THE INPUT:
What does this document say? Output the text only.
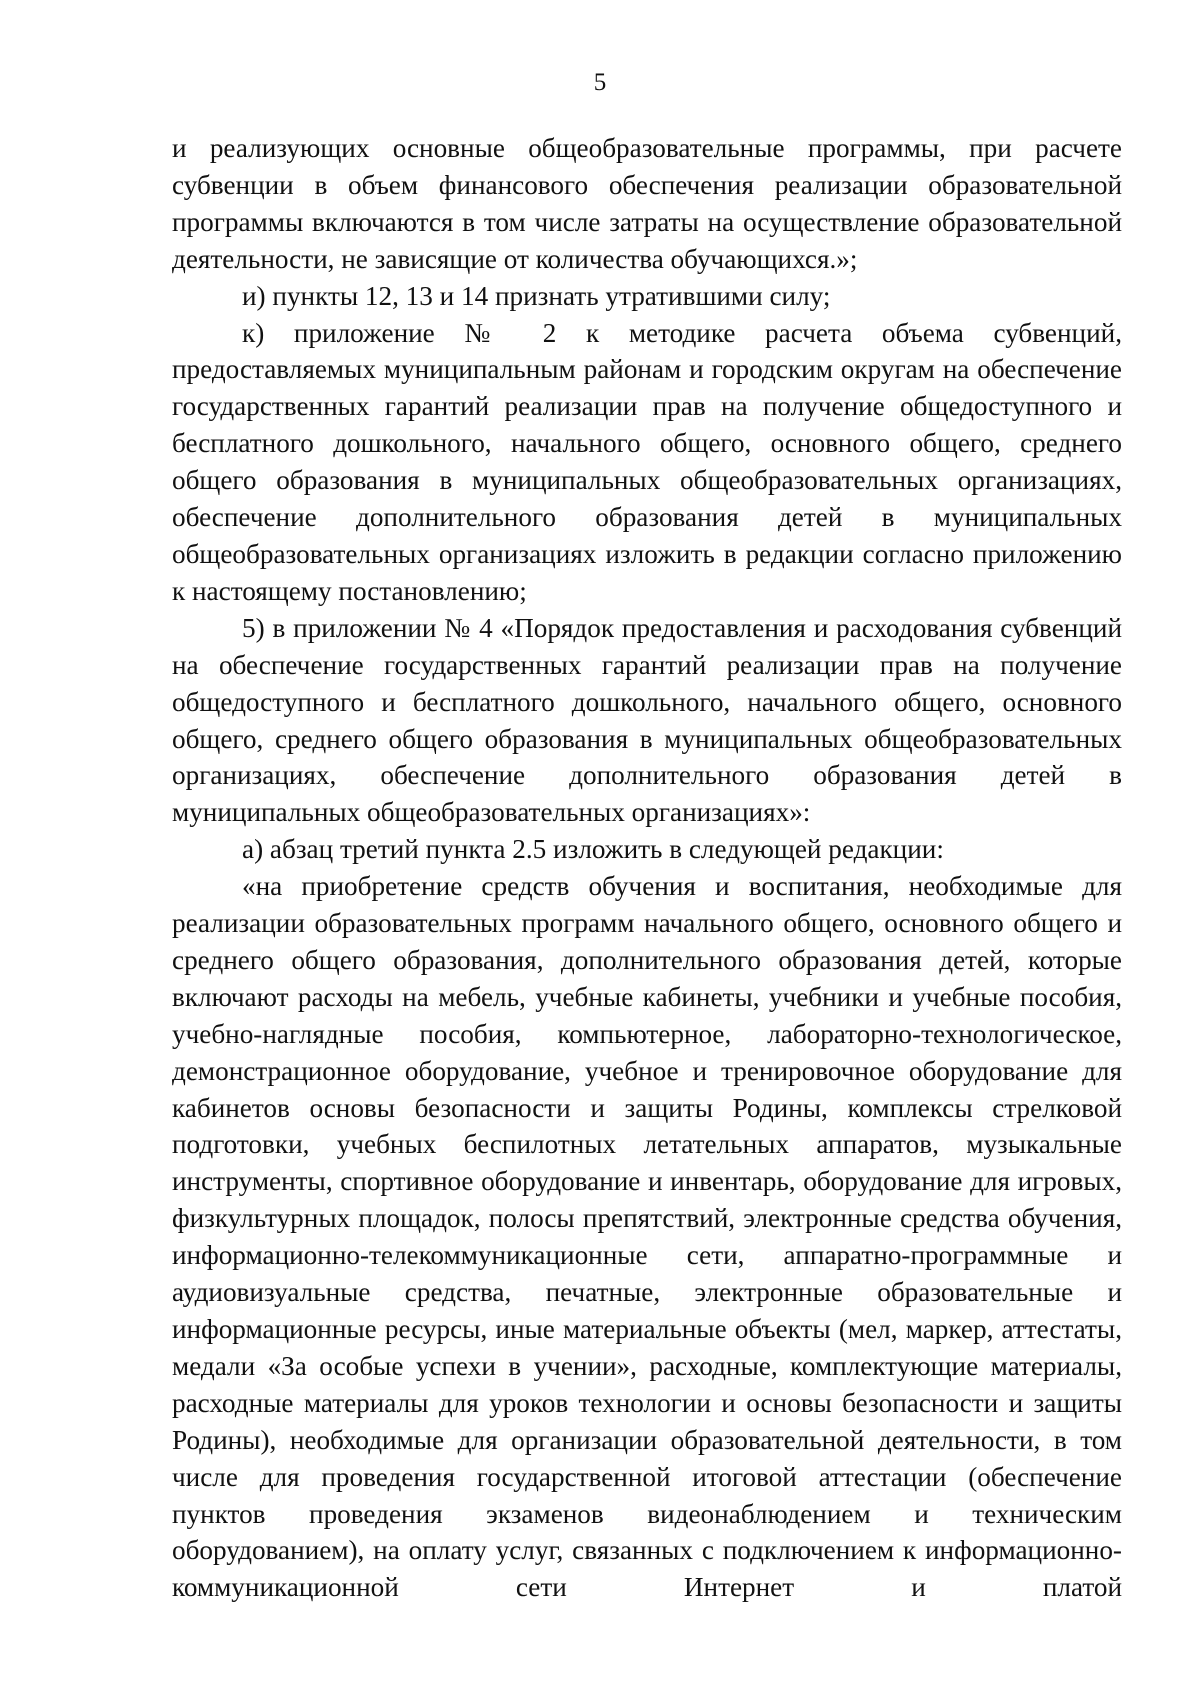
5

и реализующих основные общеобразовательные программы, при расчете субвенции в объем финансового обеспечения реализации образовательной программы включаются в том числе затраты на осуществление образовательной деятельности, не зависящие от количества обучающихся.»;

и) пункты 12, 13 и 14 признать утратившими силу;

к) приложение № 2 к методике расчета объема субвенций, предоставляемых муниципальным районам и городским округам на обеспечение государственных гарантий реализации прав на получение общедоступного и бесплатного дошкольного, начального общего, основного общего, среднего общего образования в муниципальных общеобразовательных организациях, обеспечение дополнительного образования детей в муниципальных общеобразовательных организациях изложить в редакции согласно приложению к настоящему постановлению;

5) в приложении № 4 «Порядок предоставления и расходования субвенций на обеспечение государственных гарантий реализации прав на получение общедоступного и бесплатного дошкольного, начального общего, основного общего, среднего общего образования в муниципальных общеобразовательных организациях, обеспечение дополнительного образования детей в муниципальных общеобразовательных организациях»:

а) абзац третий пункта 2.5 изложить в следующей редакции:

«на приобретение средств обучения и воспитания, необходимые для реализации образовательных программ начального общего, основного общего и среднего общего образования, дополнительного образования детей, которые включают расходы на мебель, учебные кабинеты, учебники и учебные пособия, учебно-наглядные пособия, компьютерное, лабораторно-технологическое, демонстрационное оборудование, учебное и тренировочное оборудование для кабинетов основы безопасности и защиты Родины, комплексы стрелковой подготовки, учебных беспилотных летательных аппаратов, музыкальные инструменты, спортивное оборудование и инвентарь, оборудование для игровых, физкультурных площадок, полосы препятствий, электронные средства обучения, информационно-телекоммуникационные сети, аппаратно-программные и аудиовизуальные средства, печатные, электронные образовательные и информационные ресурсы, иные материальные объекты (мел, маркер, аттестаты, медали «За особые успехи в учении», расходные, комплектующие материалы, расходные материалы для уроков технологии и основы безопасности и защиты Родины), необходимые для организации образовательной деятельности, в том числе для проведения государственной итоговой аттестации (обеспечение пунктов проведения экзаменов видеонаблюдением и техническим оборудованием), на оплату услуг, связанных с подключением к информационно-коммуникационной сети Интернет и платой
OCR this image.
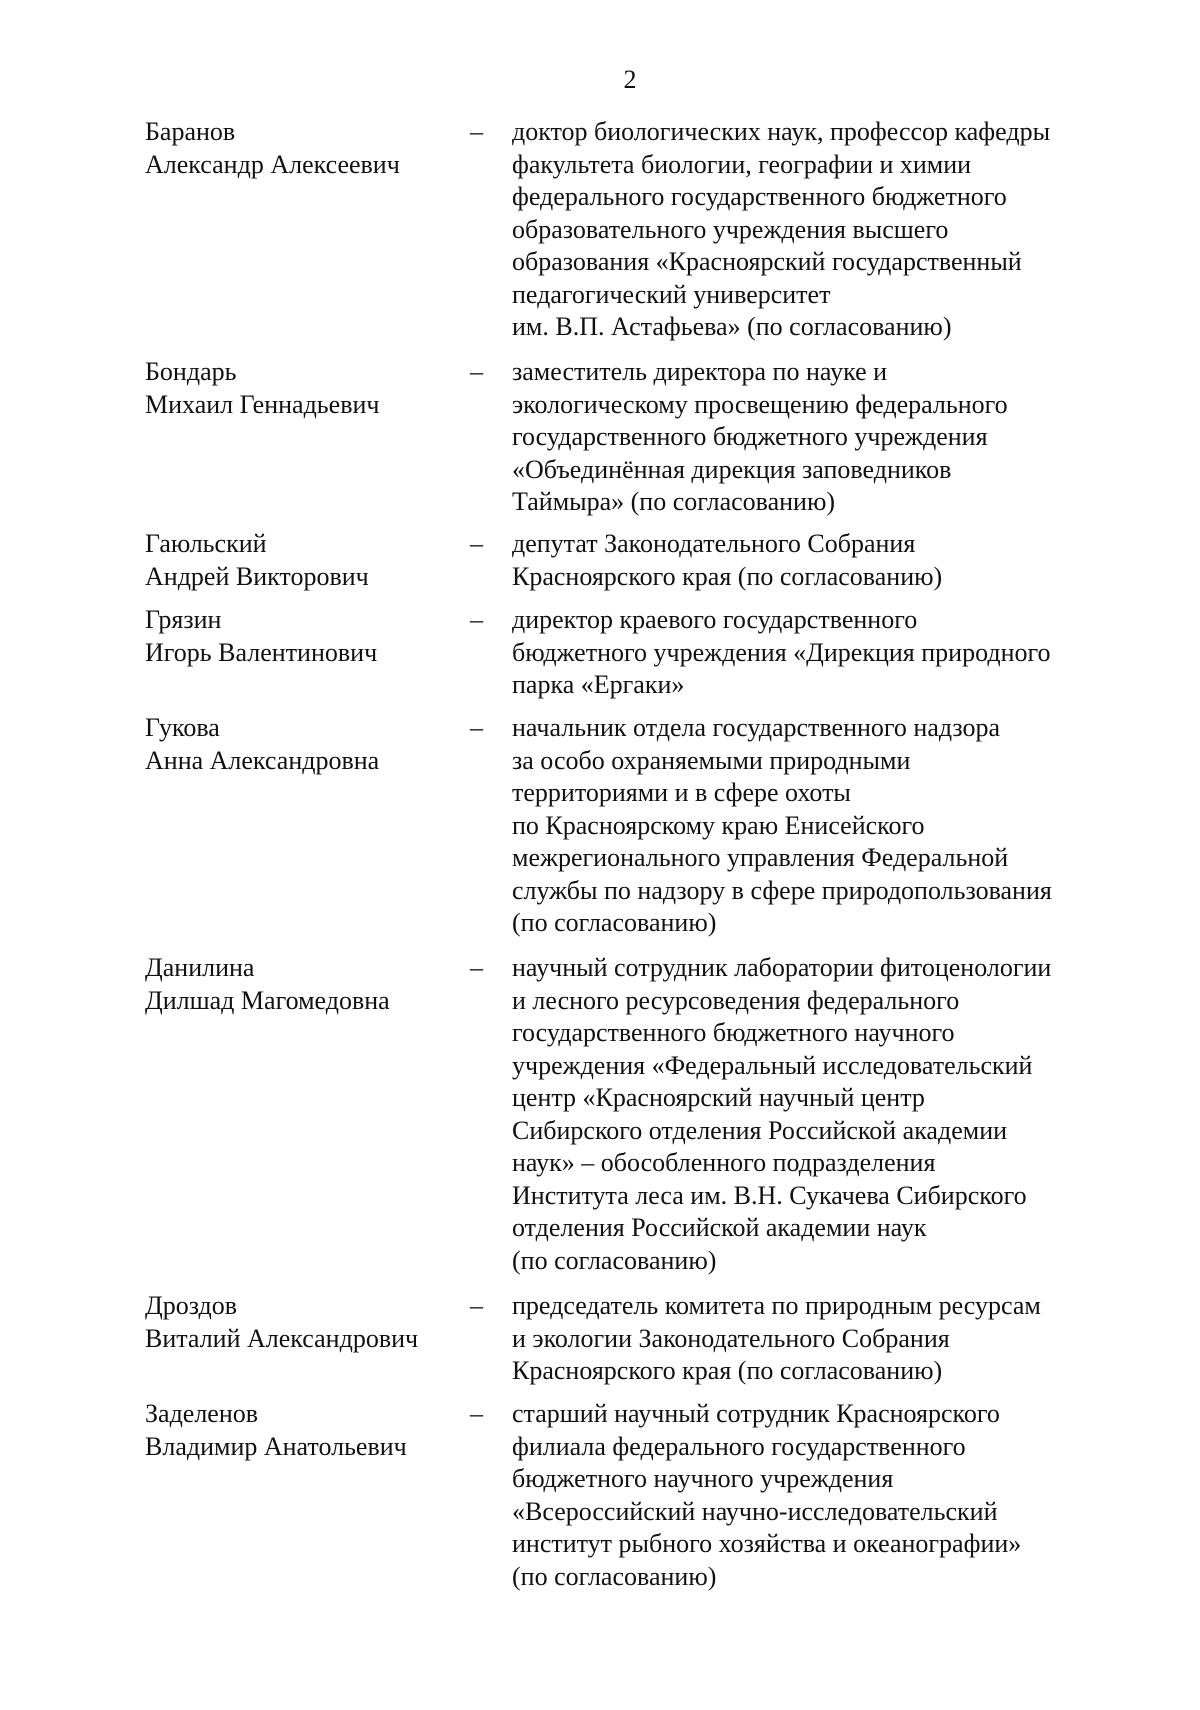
2
Баранов
Александр Алексеевич
– доктор биологических наук, профессор кафедры
факультета биологии, географии и химии
федерального государственного бюджетного
образовательного учреждения высшего
образования «Красноярский государственный
педагогический университет
им. В.П. Астафьева» (по согласованию)
Бондарь
Михаил Геннадьевич
– заместитель директора по науке и
экологическому просвещению федерального
государственного бюджетного учреждения
«Объединённая дирекция заповедников
Таймыра» (по согласованию)
Гаюльский
Андрей Викторович
– депутат Законодательного Собрания
Красноярского края (по согласованию)
Грязин
Игорь Валентинович
– директор краевого государственного
бюджетного учреждения «Дирекция природного
парка «Ергаки»
Гукова
Анна Александровна
– начальник отдела государственного надзора
за особо охраняемыми природными
территориями и в сфере охоты
по Красноярскому краю Енисейского
межрегионального управления Федеральной
службы по надзору в сфере природопользования
(по согласованию)
Данилина
Дилшад Магомедовна
– научный сотрудник лаборатории фитоценологии
и лесного ресурсоведения федерального
государственного бюджетного научного
учреждения «Федеральный исследовательский
центр «Красноярский научный центр
Сибирского отделения Российской академии
наук» – обособленного подразделения
Института леса им. В.Н. Сукачева Сибирского
отделения Российской академии наук
(по согласованию)
Дроздов
Виталий Александрович
– председатель комитета по природным ресурсам
и экологии Законодательного Собрания
Красноярского края (по согласованию)
Заделенов
Владимир Анатольевич
– старший научный сотрудник Красноярского
филиала федерального государственного
бюджетного научного учреждения
«Всероссийский научно-исследовательский
институт рыбного хозяйства и океанографии»
(по согласованию)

WHAT YOU SHOULD DO:
Go through the listing above and write it out again exactly, dropping the pictures.

WRITTEN ANSWER:
What does this document say? Output the text only.
5

и реализующих основные общеобразовательные программы, при расчете субвенции в объем финансового обеспечения реализации образовательной программы включаются в том числе затраты на осуществление образовательной деятельности, не зависящие от количества обучающихся.»;

и) пункты 12, 13 и 14 признать утратившими силу;

к) приложение № 2 к методике расчета объема субвенций, предоставляемых муниципальным районам и городским округам на обеспечение государственных гарантий реализации прав на получение общедоступного и бесплатного дошкольного, начального общего, основного общего, среднего общего образования в муниципальных общеобразовательных организациях, обеспечение дополнительного образования детей в муниципальных общеобразовательных организациях изложить в редакции согласно приложению к настоящему постановлению;

5) в приложении № 4 «Порядок предоставления и расходования субвенций на обеспечение государственных гарантий реализации прав на получение общедоступного и бесплатного дошкольного, начального общего, основного общего, среднего общего образования в муниципальных общеобразовательных организациях, обеспечение дополнительного образования детей в муниципальных общеобразовательных организациях»:

а) абзац третий пункта 2.5 изложить в следующей редакции:

«на приобретение средств обучения и воспитания, необходимые для реализации образовательных программ начального общего, основного общего и среднего общего образования, дополнительного образования детей, которые включают расходы на мебель, учебные кабинеты, учебники и учебные пособия, учебно-наглядные пособия, компьютерное, лабораторно-технологическое, демонстрационное оборудование, учебное и тренировочное оборудование для кабинетов основы безопасности и защиты Родины, комплексы стрелковой подготовки, учебных беспилотных летательных аппаратов, музыкальные инструменты, спортивное оборудование и инвентарь, оборудование для игровых, физкультурных площадок, полосы препятствий, электронные средства обучения, информационно-телекоммуникационные сети, аппаратно-программные и аудиовизуальные средства, печатные, электронные образовательные и информационные ресурсы, иные материальные объекты (мел, маркер, аттестаты, медали «За особые успехи в учении», расходные, комплектующие материалы, расходные материалы для уроков технологии и основы безопасности и защиты Родины), необходимые для организации образовательной деятельности, в том числе для проведения государственной итоговой аттестации (обеспечение пунктов проведения экзаменов видеонаблюдением и техническим оборудованием), на оплату услуг, связанных с подключением к информационно-коммуникационной сети Интернет и платой
OCR this image.
2
Баранов
Александр Алексеевич
– доктор биологических наук, профессор кафедры
факультета биологии, географии и химии
федерального государственного бюджетного
образовательного учреждения высшего
образования «Красноярский государственный
педагогический университет
им. В.П. Астафьева» (по согласованию)
Бондарь
Михаил Геннадьевич
– заместитель директора по науке и
экологическому просвещению федерального
государственного бюджетного учреждения
«Объединённая дирекция заповедников
Таймыра» (по согласованию)
Гаюльский
Андрей Викторович
– депутат Законодательного Собрания
Красноярского края (по согласованию)
Грязин
Игорь Валентинович
– директор краевого государственного
бюджетного учреждения «Дирекция природного
парка «Ергаки»
Гукова
Анна Александровна
– начальник отдела государственного надзора
за особо охраняемыми природными
территориями и в сфере охоты
по Красноярскому краю Енисейского
межрегионального управления Федеральной
службы по надзору в сфере природопользования
(по согласованию)
Данилина
Дилшад Магомедовна
– научный сотрудник лаборатории фитоценологии
и лесного ресурсоведения федерального
государственного бюджетного научного
учреждения «Федеральный исследовательский
центр «Красноярский научный центр
Сибирского отделения Российской академии
наук» – обособленного подразделения
Института леса им. В.Н. Сукачева Сибирского
отделения Российской академии наук
(по согласованию)
Дроздов
Виталий Александрович
– председатель комитета по природным ресурсам
и экологии Законодательного Собрания
Красноярского края (по согласованию)
Заделенов
Владимир Анатольевич
– старший научный сотрудник Красноярского
филиала федерального государственного
бюджетного научного учреждения
«Всероссийский научно-исследовательский
институт рыбного хозяйства и океанографии»
(по согласованию)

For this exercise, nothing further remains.